▶ [LISTED RECORDS]
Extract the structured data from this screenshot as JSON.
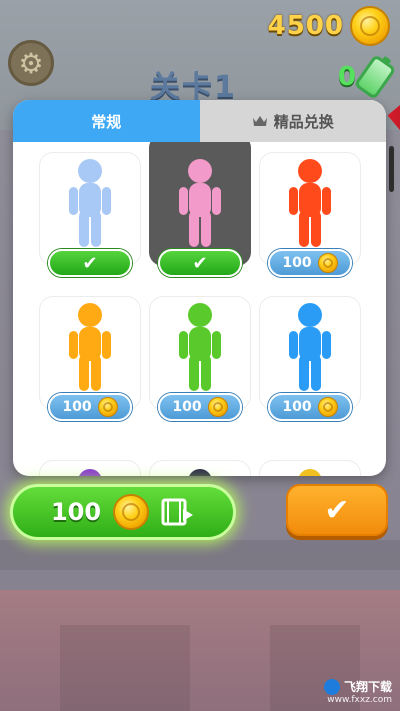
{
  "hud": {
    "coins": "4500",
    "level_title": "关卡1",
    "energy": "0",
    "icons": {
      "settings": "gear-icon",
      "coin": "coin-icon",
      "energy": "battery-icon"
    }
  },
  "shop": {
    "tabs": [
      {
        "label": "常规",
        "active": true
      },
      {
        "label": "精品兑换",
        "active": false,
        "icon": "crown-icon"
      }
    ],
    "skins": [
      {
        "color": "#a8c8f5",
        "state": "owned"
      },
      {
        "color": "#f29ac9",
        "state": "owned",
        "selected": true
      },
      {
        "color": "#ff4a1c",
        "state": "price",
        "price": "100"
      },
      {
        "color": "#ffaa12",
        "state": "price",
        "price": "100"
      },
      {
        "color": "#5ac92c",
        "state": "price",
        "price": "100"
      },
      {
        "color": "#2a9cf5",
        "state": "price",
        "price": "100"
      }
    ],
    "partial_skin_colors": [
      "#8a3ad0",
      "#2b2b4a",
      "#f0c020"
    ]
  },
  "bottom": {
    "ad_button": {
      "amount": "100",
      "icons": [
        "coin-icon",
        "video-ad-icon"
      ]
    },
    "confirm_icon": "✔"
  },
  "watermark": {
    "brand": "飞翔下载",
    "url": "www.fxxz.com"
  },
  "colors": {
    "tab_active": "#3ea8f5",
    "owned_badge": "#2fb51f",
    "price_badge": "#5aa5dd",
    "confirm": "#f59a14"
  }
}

▶ [AIM]
Print out the material word for word, omitting the pictures.

▶ [SOLUTION]
Extract the structured data from this screenshot as JSON.
{
  "hud": {
    "coins": "4500",
    "level_title": "关卡1",
    "energy": "0",
    "icons": {
      "settings": "gear-icon",
      "coin": "coin-icon",
      "energy": "battery-icon"
    }
  },
  "shop": {
    "tabs": [
      {
        "label": "常规",
        "active": true
      },
      {
        "label": "精品兑换",
        "active": false,
        "icon": "crown-icon"
      }
    ],
    "skins": [
      {
        "color": "#a8c8f5",
        "state": "owned"
      },
      {
        "color": "#f29ac9",
        "state": "owned",
        "selected": true
      },
      {
        "color": "#ff4a1c",
        "state": "price",
        "price": "100"
      },
      {
        "color": "#ffaa12",
        "state": "price",
        "price": "100"
      },
      {
        "color": "#5ac92c",
        "state": "price",
        "price": "100"
      },
      {
        "color": "#2a9cf5",
        "state": "price",
        "price": "100"
      }
    ],
    "partial_skin_colors": [
      "#8a3ad0",
      "#2b2b4a",
      "#f0c020"
    ]
  },
  "bottom": {
    "ad_button": {
      "amount": "100",
      "icons": [
        "coin-icon",
        "video-ad-icon"
      ]
    },
    "confirm_icon": "✔"
  },
  "watermark": {
    "brand": "飞翔下载",
    "url": "www.fxxz.com"
  },
  "colors": {
    "tab_active": "#3ea8f5",
    "owned_badge": "#2fb51f",
    "price_badge": "#5aa5dd",
    "confirm": "#f59a14"
  }
}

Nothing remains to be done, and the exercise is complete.